(Entries from a visual dataset)
——

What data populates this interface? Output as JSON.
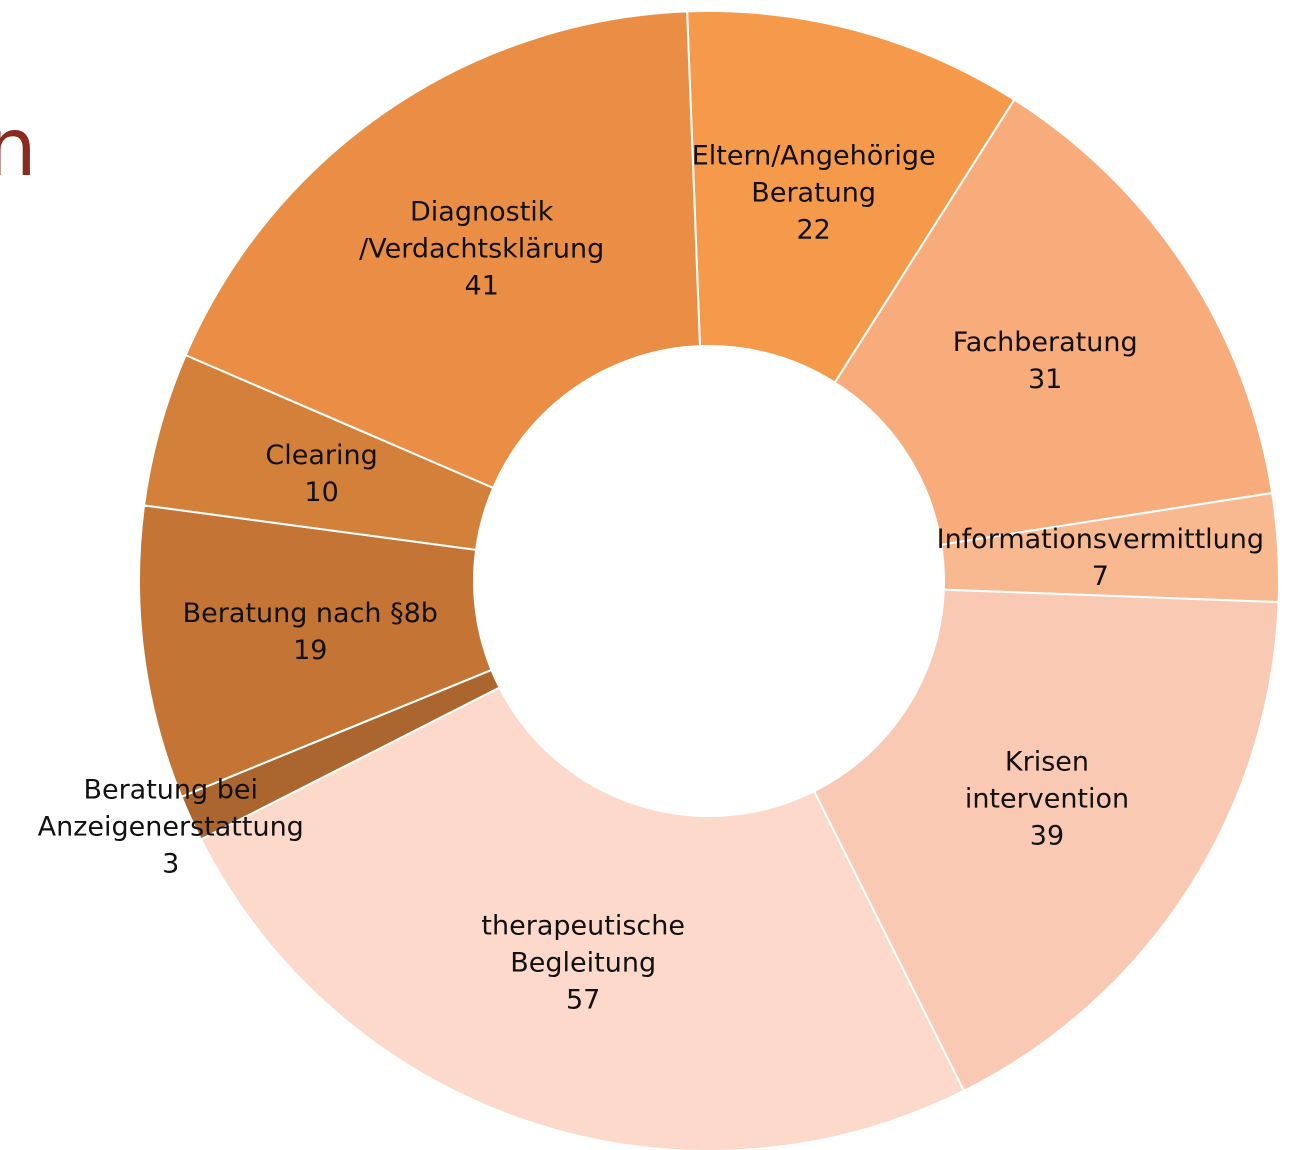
{
  "chart_data": {
    "type": "donut",
    "title": "n",
    "categories": [
      "Eltern/Angehörige\nBeratung",
      "Fachberatung",
      "Informationsvermittlung",
      "Krisen\nintervention",
      "therapeutische\nBegleitung",
      "Beratung bei\nAnzeigenerstattung",
      "Beratung nach §8b",
      "Clearing",
      "Diagnostik\n/Verdachtsklärung"
    ],
    "values": [
      22,
      31,
      7,
      39,
      57,
      3,
      19,
      10,
      41
    ],
    "colors": [
      "#f5994a",
      "#f8ab7b",
      "#f9b990",
      "#f9c9b3",
      "#fcd9cb",
      "#aa662e",
      "#c47535",
      "#d3803b",
      "#e98e44"
    ]
  }
}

——

» **TASK STATEMENT**: From the entries above, output every line exactly and omit any image.

» **THE REPLY**:
What data populates this interface? Output as JSON.
{
  "chart_data": {
    "type": "donut",
    "title": "n",
    "categories": [
      "Eltern/Angehörige\nBeratung",
      "Fachberatung",
      "Informationsvermittlung",
      "Krisen\nintervention",
      "therapeutische\nBegleitung",
      "Beratung bei\nAnzeigenerstattung",
      "Beratung nach §8b",
      "Clearing",
      "Diagnostik\n/Verdachtsklärung"
    ],
    "values": [
      22,
      31,
      7,
      39,
      57,
      3,
      19,
      10,
      41
    ],
    "colors": [
      "#f5994a",
      "#f8ab7b",
      "#f9b990",
      "#f9c9b3",
      "#fcd9cb",
      "#aa662e",
      "#c47535",
      "#d3803b",
      "#e98e44"
    ]
  }
}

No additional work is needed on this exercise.